*Stated goal*: Reproduce every item below word for word, keeping each line unchanged.

*Supplied data*:
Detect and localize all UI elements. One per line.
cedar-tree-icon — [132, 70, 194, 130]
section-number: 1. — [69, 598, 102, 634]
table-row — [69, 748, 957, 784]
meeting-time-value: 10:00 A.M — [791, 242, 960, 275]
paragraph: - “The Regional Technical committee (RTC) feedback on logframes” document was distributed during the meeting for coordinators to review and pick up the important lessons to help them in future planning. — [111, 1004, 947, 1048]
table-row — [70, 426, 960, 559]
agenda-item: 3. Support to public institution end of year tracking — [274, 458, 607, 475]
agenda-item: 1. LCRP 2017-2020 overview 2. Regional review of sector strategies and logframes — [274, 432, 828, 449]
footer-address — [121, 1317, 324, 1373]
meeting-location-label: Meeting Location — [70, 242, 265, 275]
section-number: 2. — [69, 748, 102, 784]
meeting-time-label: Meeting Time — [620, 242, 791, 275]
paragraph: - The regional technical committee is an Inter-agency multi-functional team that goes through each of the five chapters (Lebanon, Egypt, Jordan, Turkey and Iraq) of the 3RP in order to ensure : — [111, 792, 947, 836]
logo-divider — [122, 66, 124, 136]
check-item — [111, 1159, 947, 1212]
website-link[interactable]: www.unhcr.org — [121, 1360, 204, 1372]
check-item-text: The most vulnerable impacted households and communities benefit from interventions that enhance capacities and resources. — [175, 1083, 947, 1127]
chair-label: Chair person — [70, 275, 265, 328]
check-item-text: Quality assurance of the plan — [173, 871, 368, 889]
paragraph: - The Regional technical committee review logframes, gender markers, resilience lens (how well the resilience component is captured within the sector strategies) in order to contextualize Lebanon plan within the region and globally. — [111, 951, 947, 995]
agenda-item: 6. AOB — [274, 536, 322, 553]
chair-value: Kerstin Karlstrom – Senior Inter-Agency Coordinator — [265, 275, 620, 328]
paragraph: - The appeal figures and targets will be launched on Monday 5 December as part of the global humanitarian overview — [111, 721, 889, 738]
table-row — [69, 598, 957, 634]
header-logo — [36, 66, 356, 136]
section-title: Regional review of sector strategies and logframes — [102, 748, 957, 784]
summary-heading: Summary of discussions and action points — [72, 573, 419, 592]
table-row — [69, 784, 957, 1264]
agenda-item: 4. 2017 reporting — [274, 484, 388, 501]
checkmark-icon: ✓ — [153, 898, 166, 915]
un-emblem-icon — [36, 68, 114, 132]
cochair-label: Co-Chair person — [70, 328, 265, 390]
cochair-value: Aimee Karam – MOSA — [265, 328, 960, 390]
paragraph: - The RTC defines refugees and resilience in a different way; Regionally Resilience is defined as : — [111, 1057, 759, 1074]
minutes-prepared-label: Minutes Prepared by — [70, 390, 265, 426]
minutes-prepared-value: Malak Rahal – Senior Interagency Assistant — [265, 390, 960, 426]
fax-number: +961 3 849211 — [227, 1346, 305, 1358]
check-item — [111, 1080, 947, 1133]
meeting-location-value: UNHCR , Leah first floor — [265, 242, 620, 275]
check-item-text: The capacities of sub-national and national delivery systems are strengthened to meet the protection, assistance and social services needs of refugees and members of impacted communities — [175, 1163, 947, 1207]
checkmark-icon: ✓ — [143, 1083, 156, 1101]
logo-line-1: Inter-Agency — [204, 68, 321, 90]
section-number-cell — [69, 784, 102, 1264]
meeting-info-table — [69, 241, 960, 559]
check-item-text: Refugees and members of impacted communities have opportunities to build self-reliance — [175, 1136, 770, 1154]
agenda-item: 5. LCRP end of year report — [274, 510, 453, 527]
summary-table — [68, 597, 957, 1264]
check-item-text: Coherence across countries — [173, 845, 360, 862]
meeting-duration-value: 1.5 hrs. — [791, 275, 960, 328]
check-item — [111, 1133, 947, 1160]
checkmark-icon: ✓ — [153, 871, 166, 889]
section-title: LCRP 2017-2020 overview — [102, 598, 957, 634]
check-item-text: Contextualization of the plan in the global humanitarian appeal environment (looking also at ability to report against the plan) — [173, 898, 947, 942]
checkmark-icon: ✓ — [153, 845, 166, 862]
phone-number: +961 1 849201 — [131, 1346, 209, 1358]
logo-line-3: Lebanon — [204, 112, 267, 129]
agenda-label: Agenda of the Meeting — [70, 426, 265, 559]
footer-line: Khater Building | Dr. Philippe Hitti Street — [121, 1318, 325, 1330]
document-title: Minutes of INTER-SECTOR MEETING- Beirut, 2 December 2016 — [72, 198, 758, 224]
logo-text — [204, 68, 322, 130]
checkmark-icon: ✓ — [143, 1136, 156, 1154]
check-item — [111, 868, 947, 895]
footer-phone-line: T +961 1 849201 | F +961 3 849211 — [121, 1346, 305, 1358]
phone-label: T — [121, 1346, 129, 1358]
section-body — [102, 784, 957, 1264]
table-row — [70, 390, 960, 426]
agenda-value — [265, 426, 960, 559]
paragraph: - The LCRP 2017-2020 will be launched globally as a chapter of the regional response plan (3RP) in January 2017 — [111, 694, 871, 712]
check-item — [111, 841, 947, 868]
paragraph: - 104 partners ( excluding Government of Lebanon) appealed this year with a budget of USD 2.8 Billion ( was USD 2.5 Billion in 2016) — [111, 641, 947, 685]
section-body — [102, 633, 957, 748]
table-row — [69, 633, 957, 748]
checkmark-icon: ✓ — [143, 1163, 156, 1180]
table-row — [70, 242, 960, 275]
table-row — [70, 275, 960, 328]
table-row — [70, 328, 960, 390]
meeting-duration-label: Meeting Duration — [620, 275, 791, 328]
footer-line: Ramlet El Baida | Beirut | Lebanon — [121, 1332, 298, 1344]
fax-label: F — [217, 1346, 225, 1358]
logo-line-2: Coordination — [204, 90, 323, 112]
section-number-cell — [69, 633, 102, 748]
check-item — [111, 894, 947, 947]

*Expected answer*:
Detect and localize all UI elements. One per line.
cedar-tree-icon — [132, 70, 194, 130]
section-number: 1. — [69, 598, 102, 634]
table-row — [69, 748, 957, 784]
meeting-time-value: 10:00 A.M — [791, 242, 960, 275]
paragraph: - “The Regional Technical committee (RTC) feedback on logframes” document was distributed during the meeting for coordinators to review and pick up the important lessons to help them in future planning. — [111, 1004, 947, 1048]
table-row — [70, 426, 960, 559]
agenda-item: 3. Support to public institution end of year tracking — [274, 458, 607, 475]
agenda-item: 1. LCRP 2017-2020 overview 2. Regional review of sector strategies and logframes — [274, 432, 828, 449]
footer-address — [121, 1317, 324, 1373]
meeting-location-label: Meeting Location — [70, 242, 265, 275]
section-number: 2. — [69, 748, 102, 784]
meeting-time-label: Meeting Time — [620, 242, 791, 275]
paragraph: - The regional technical committee is an Inter-agency multi-functional team that goes through each of the five chapters (Lebanon, Egypt, Jordan, Turkey and Iraq) of the 3RP in order to ensure : — [111, 792, 947, 836]
logo-divider — [122, 66, 124, 136]
check-item — [111, 1159, 947, 1212]
website-link[interactable]: www.unhcr.org — [121, 1360, 204, 1372]
check-item-text: The most vulnerable impacted households and communities benefit from interventions that enhance capacities and resources. — [175, 1083, 947, 1127]
chair-label: Chair person — [70, 275, 265, 328]
check-item-text: Quality assurance of the plan — [173, 871, 368, 889]
paragraph: - The Regional technical committee review logframes, gender markers, resilience lens (how well the resilience component is captured within the sector strategies) in order to contextualize Lebanon plan within the region and globally. — [111, 951, 947, 995]
agenda-item: 6. AOB — [274, 536, 322, 553]
chair-value: Kerstin Karlstrom – Senior Inter-Agency Coordinator — [265, 275, 620, 328]
paragraph: - The appeal figures and targets will be launched on Monday 5 December as part of the global humanitarian overview — [111, 721, 889, 738]
table-row — [69, 598, 957, 634]
header-logo — [36, 66, 356, 136]
section-title: Regional review of sector strategies and logframes — [102, 748, 957, 784]
summary-heading: Summary of discussions and action points — [72, 573, 419, 592]
table-row — [69, 784, 957, 1264]
agenda-item: 4. 2017 reporting — [274, 484, 388, 501]
checkmark-icon: ✓ — [153, 898, 166, 915]
un-emblem-icon — [36, 68, 114, 132]
cochair-label: Co-Chair person — [70, 328, 265, 390]
cochair-value: Aimee Karam – MOSA — [265, 328, 960, 390]
paragraph: - The RTC defines refugees and resilience in a different way; Regionally Resilience is defined as : — [111, 1057, 759, 1074]
minutes-prepared-label: Minutes Prepared by — [70, 390, 265, 426]
minutes-prepared-value: Malak Rahal – Senior Interagency Assistant — [265, 390, 960, 426]
fax-number: +961 3 849211 — [227, 1346, 305, 1358]
check-item — [111, 1080, 947, 1133]
meeting-location-value: UNHCR , Leah first floor — [265, 242, 620, 275]
check-item-text: The capacities of sub-national and national delivery systems are strengthened to meet the protection, assistance and social services needs of refugees and members of impacted communities — [175, 1163, 947, 1207]
checkmark-icon: ✓ — [143, 1083, 156, 1101]
logo-line-1: Inter-Agency — [204, 68, 321, 90]
section-number-cell — [69, 784, 102, 1264]
meeting-info-table — [69, 241, 960, 559]
check-item-text: Refugees and members of impacted communities have opportunities to build self-reliance — [175, 1136, 770, 1154]
agenda-item: 5. LCRP end of year report — [274, 510, 453, 527]
summary-table — [68, 597, 957, 1264]
check-item-text: Coherence across countries — [173, 845, 360, 862]
meeting-duration-value: 1.5 hrs. — [791, 275, 960, 328]
check-item — [111, 1133, 947, 1160]
checkmark-icon: ✓ — [153, 871, 166, 889]
section-title: LCRP 2017-2020 overview — [102, 598, 957, 634]
check-item-text: Contextualization of the plan in the global humanitarian appeal environment (looking also at ability to report against the plan) — [173, 898, 947, 942]
checkmark-icon: ✓ — [153, 845, 166, 862]
phone-number: +961 1 849201 — [131, 1346, 209, 1358]
logo-line-3: Lebanon — [204, 112, 267, 129]
agenda-label: Agenda of the Meeting — [70, 426, 265, 559]
footer-line: Khater Building | Dr. Philippe Hitti Street — [121, 1318, 325, 1330]
document-title: Minutes of INTER-SECTOR MEETING- Beirut, 2 December 2016 — [72, 198, 758, 224]
logo-text — [204, 68, 322, 130]
checkmark-icon: ✓ — [143, 1136, 156, 1154]
check-item — [111, 868, 947, 895]
footer-phone-line: T +961 1 849201 | F +961 3 849211 — [121, 1346, 305, 1358]
phone-label: T — [121, 1346, 129, 1358]
section-body — [102, 784, 957, 1264]
table-row — [70, 390, 960, 426]
agenda-value — [265, 426, 960, 559]
paragraph: - The LCRP 2017-2020 will be launched globally as a chapter of the regional response plan (3RP) in January 2017 — [111, 694, 871, 712]
check-item — [111, 841, 947, 868]
paragraph: - 104 partners ( excluding Government of Lebanon) appealed this year with a budget of USD 2.8 Billion ( was USD 2.5 Billion in 2016) — [111, 641, 947, 685]
section-body — [102, 633, 957, 748]
table-row — [69, 633, 957, 748]
checkmark-icon: ✓ — [143, 1163, 156, 1180]
table-row — [70, 242, 960, 275]
table-row — [70, 275, 960, 328]
table-row — [70, 328, 960, 390]
meeting-duration-label: Meeting Duration — [620, 275, 791, 328]
footer-line: Ramlet El Baida | Beirut | Lebanon — [121, 1332, 298, 1344]
fax-label: F — [217, 1346, 225, 1358]
logo-line-2: Coordination — [204, 90, 323, 112]
section-number-cell — [69, 633, 102, 748]
check-item — [111, 894, 947, 947]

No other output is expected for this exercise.